» **Records for this task**

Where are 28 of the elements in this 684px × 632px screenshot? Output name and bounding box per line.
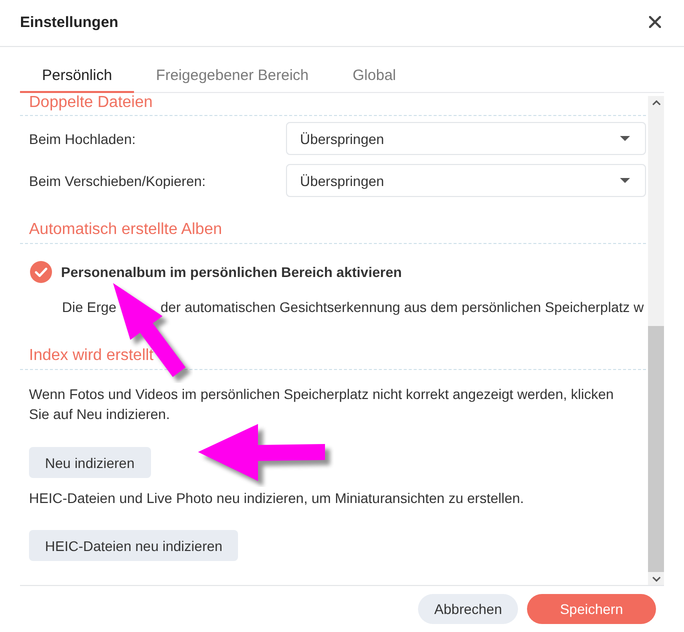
- description-text: der automatischen Gesichtserkennung aus dem persönlichen Speicherplatz w: [160, 298, 644, 316]
- action-button[interactable]: Neu indizieren: [29, 447, 150, 478]
- close-button[interactable]: [649, 16, 661, 28]
- checkbox[interactable]: [30, 261, 52, 283]
- scroll-down-icon[interactable]: [652, 576, 660, 582]
- scrollbar-thumb[interactable]: [648, 326, 664, 572]
- caret-icon: [620, 136, 630, 141]
- action-button[interactable]: HEIC-Dateien neu indizieren: [29, 530, 238, 561]
- tab[interactable]: Freigegebener Bereich: [134, 67, 331, 93]
- info-text: Wenn Fotos und Videos im persönlichen Speicherplatz nicht korrekt angezeigt werden, klicken Sie auf Neu indizieren.: [29, 385, 615, 424]
- caret-icon: [620, 178, 630, 183]
- cancel-button[interactable]: Abbrechen: [418, 594, 518, 624]
- field-label: Beim Verschieben/Kopieren:: [29, 172, 207, 188]
- close-icon: [649, 16, 661, 28]
- description-text: Die Erge: [62, 298, 116, 316]
- scrollbar-track[interactable]: [648, 96, 664, 585]
- dialog-title: Einstellungen: [20, 14, 118, 30]
- section-heading: Index wird erstellt: [29, 347, 154, 364]
- tab[interactable]: Global: [330, 67, 418, 93]
- info-text: HEIC-Dateien und Live Photo neu indizieren, um Miniaturansichten zu erstellen.: [29, 489, 524, 508]
- field-label: Beim Hochladen:: [29, 130, 137, 146]
- dropdown[interactable]: Überspringen: [286, 122, 646, 155]
- dropdown[interactable]: Überspringen: [286, 164, 646, 197]
- section-heading: Automatisch erstellte Alben: [29, 221, 222, 238]
- section-heading: Doppelte Dateien: [29, 94, 153, 111]
- tab[interactable]: Persönlich: [20, 67, 134, 93]
- checkbox-label: Personenalbum im persönlichen Bereich aktivieren: [61, 264, 402, 280]
- scroll-up-icon[interactable]: [652, 100, 660, 106]
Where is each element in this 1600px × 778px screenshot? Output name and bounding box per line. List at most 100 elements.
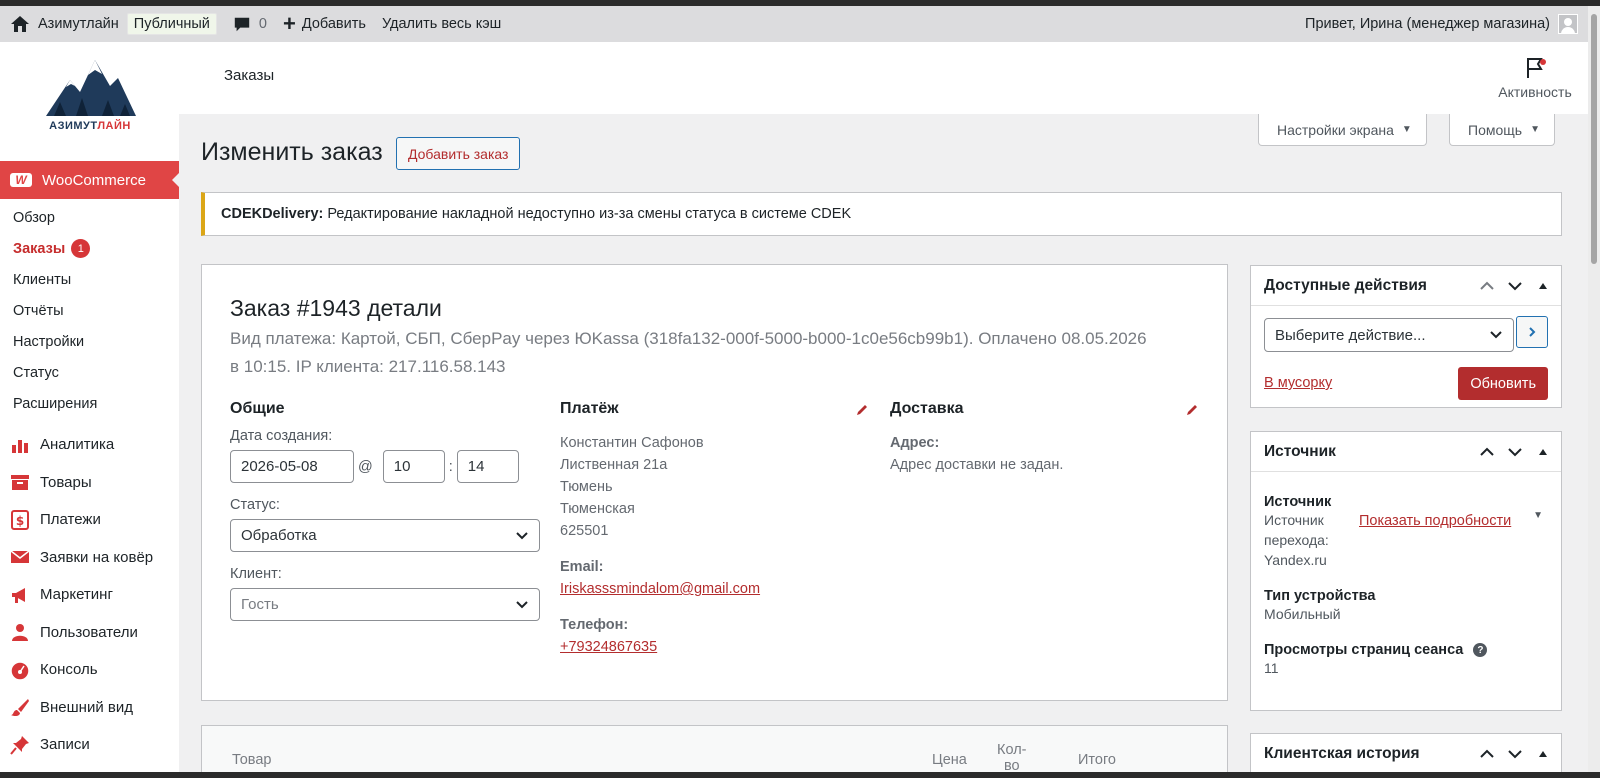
- dashboard-gauge-icon: [10, 660, 30, 680]
- add-new-menu[interactable]: + Добавить: [275, 6, 374, 42]
- sidebar-item-woocommerce[interactable]: W WooCommerce: [0, 161, 180, 199]
- general-title: Общие: [230, 400, 285, 417]
- add-order-button[interactable]: Добавить заказ: [396, 137, 521, 170]
- chevron-up-icon[interactable]: [1479, 746, 1495, 762]
- general-column: Общие Дата создания: 2026-05-08 @ 10 : 1…: [230, 400, 540, 621]
- woocommerce-icon: W: [10, 173, 32, 187]
- show-details-link[interactable]: Показать подробности: [1359, 510, 1511, 570]
- submenu-item-status[interactable]: Статус: [0, 357, 179, 388]
- site-name: Азимутлайн: [38, 16, 119, 32]
- sidebar-item-requests[interactable]: Заявки на ковёр: [0, 539, 179, 577]
- box-controls: [1479, 444, 1551, 460]
- edit-billing-pencil-icon[interactable]: [855, 403, 869, 417]
- status-select[interactable]: Обработка: [230, 519, 540, 552]
- activity-button[interactable]: Активность: [1490, 56, 1580, 100]
- history-box-title: Клиентская история: [1264, 744, 1420, 762]
- site-logo[interactable]: АЗИМУТЛАЙН: [40, 50, 140, 132]
- page-title: Изменить заказ: [201, 138, 383, 166]
- billing-line: Тюменская: [560, 501, 635, 517]
- shipping-address: Адрес доставки не задан.: [890, 457, 1064, 473]
- order-details-panel: Заказ #1943 детали Вид платежа: Картой, …: [201, 264, 1228, 701]
- phone-link[interactable]: +79324867635: [560, 636, 860, 658]
- logo-text: АЗИМУТЛАЙН: [49, 120, 131, 132]
- collapse-triangle-icon[interactable]: [1535, 746, 1551, 762]
- referral-label: перехода:: [1264, 532, 1329, 548]
- scrollbar-thumb[interactable]: [1591, 14, 1597, 264]
- email-label: Email:: [560, 559, 604, 575]
- update-button[interactable]: Обновить: [1458, 367, 1548, 400]
- submenu-item-overview[interactable]: Обзор: [0, 202, 179, 233]
- customer-select[interactable]: Гость: [230, 588, 540, 621]
- submenu-item-customers[interactable]: Клиенты: [0, 264, 179, 295]
- triangle-down-icon: ▼: [1530, 124, 1540, 135]
- order-action-select[interactable]: Выберите действие...: [1264, 318, 1514, 352]
- shipping-column: Доставка Адрес: Адрес доставки не задан.: [890, 400, 1200, 476]
- pageviews-label: Просмотры страниц сеанса: [1264, 642, 1464, 658]
- page-header: Заказы Активность: [179, 42, 1588, 114]
- help-toggle[interactable]: Помощь ▼: [1449, 114, 1555, 146]
- minute-input[interactable]: 14: [456, 450, 519, 483]
- sidebar-item-appearance[interactable]: Внешний вид: [0, 689, 179, 727]
- user-icon: [10, 622, 30, 642]
- sidebar-item-analytics[interactable]: Аналитика: [0, 426, 179, 464]
- email-link[interactable]: Iriskasssmindalom@gmail.com: [560, 578, 860, 600]
- sidebar-item-label: Консоль: [40, 661, 98, 679]
- purge-cache-link[interactable]: Удалить весь кэш: [374, 6, 509, 42]
- billing-title: Платёж: [560, 400, 619, 417]
- edit-shipping-pencil-icon[interactable]: [1185, 403, 1199, 417]
- chevron-down-icon[interactable]: [1507, 278, 1523, 294]
- sidebar-item-products[interactable]: Товары: [0, 464, 179, 502]
- source-box-title: Источник: [1264, 442, 1336, 460]
- actions-box-body: Выберите действие... В мусорку Обновить: [1251, 306, 1561, 406]
- chevron-up-icon[interactable]: [1479, 444, 1495, 460]
- sidebar-item-posts[interactable]: Записи: [0, 726, 179, 764]
- submenu-item-reports[interactable]: Отчёты: [0, 295, 179, 326]
- sidebar-item-label: WooCommerce: [42, 171, 146, 189]
- chevron-up-icon[interactable]: [1479, 278, 1495, 294]
- column-total: Итого: [1078, 752, 1116, 768]
- billing-line: Тюмень: [560, 479, 613, 495]
- comment-icon: [234, 17, 250, 32]
- order-source-box: Источник Источник Источник перехода: Yan…: [1250, 431, 1562, 711]
- bar-chart-icon: [10, 435, 30, 455]
- order-heading: Заказ #1943 детали: [230, 295, 442, 321]
- source-label: Источник: [1264, 494, 1332, 510]
- help-question-icon[interactable]: ?: [1473, 643, 1488, 658]
- source-box-body: Источник Источник перехода: Yandex.ru По…: [1251, 472, 1561, 690]
- sidebar-item-users[interactable]: Пользователи: [0, 614, 179, 652]
- chevron-down-icon: [516, 601, 528, 609]
- submenu-item-settings[interactable]: Настройки: [0, 326, 179, 357]
- pushpin-icon: [10, 735, 30, 755]
- billing-line: Лиственная 21а: [560, 457, 668, 473]
- hour-input[interactable]: 10: [382, 450, 445, 483]
- collapse-triangle-icon[interactable]: [1535, 444, 1551, 460]
- device-label: Тип устройства: [1264, 588, 1376, 604]
- pageviews-row: Просмотры страниц сеанса?: [1264, 642, 1548, 658]
- chevron-down-icon[interactable]: [1507, 444, 1523, 460]
- chevron-down-icon[interactable]: [1507, 746, 1523, 762]
- billing-line: Константин Сафонов: [560, 435, 704, 451]
- account-menu[interactable]: Привет, Ирина (менеджер магазина): [1305, 14, 1588, 34]
- sidebar-item-dashboard[interactable]: Консоль: [0, 651, 179, 689]
- submenu-item-orders[interactable]: Заказы 1: [0, 233, 179, 264]
- device-value: Мобильный: [1264, 606, 1341, 622]
- order-items-panel: Товар Цена Кол-во Итого: [201, 725, 1228, 772]
- comments-link[interactable]: 0: [225, 6, 275, 42]
- header-title: Заказы: [224, 67, 275, 84]
- screen-options-toggle[interactable]: Настройки экрана ▼: [1258, 114, 1427, 146]
- submenu-item-extensions[interactable]: Расширения: [0, 388, 179, 419]
- date-input[interactable]: 2026-05-08: [230, 450, 354, 483]
- browser-viewport: Азимутлайн Публичный 0 + Добавить Удалит…: [0, 6, 1588, 772]
- box-controls: [1479, 278, 1551, 294]
- sidebar-item-marketing[interactable]: Маркетинг: [0, 576, 179, 614]
- order-action-value: Выберите действие...: [1275, 326, 1426, 344]
- sidebar-item-payments[interactable]: $ Платежи: [0, 501, 179, 539]
- actions-box-header: Доступные действия: [1251, 266, 1561, 306]
- collapse-triangle-icon[interactable]: [1535, 278, 1551, 294]
- chevron-right-icon: [1529, 327, 1536, 337]
- apply-action-button[interactable]: [1516, 316, 1548, 348]
- site-home-link[interactable]: Азимутлайн Публичный: [0, 6, 225, 42]
- column-price: Цена: [932, 752, 967, 768]
- triangle-down-icon[interactable]: ▼: [1533, 510, 1543, 521]
- address-label: Адрес:: [890, 435, 940, 451]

» **Aim of the task**
Please write out the lines of the material above, starting with the line that contains "- description-text: der" and going on through the line that contains "- caret-icon: [620, 136, 630, 141]", both included. Reproduce each line without any change.

» **Response to the exercise**
- description-text: der automatischen Gesichtserkennung aus dem persönlichen Speicherplatz w: [160, 298, 644, 316]
- action-button[interactable]: Neu indizieren: [29, 447, 150, 478]
- close-button[interactable]: [649, 16, 661, 28]
- checkbox[interactable]: [30, 261, 52, 283]
- scroll-down-icon[interactable]: [652, 576, 660, 582]
- scrollbar-thumb[interactable]: [648, 326, 664, 572]
- caret-icon: [620, 136, 630, 141]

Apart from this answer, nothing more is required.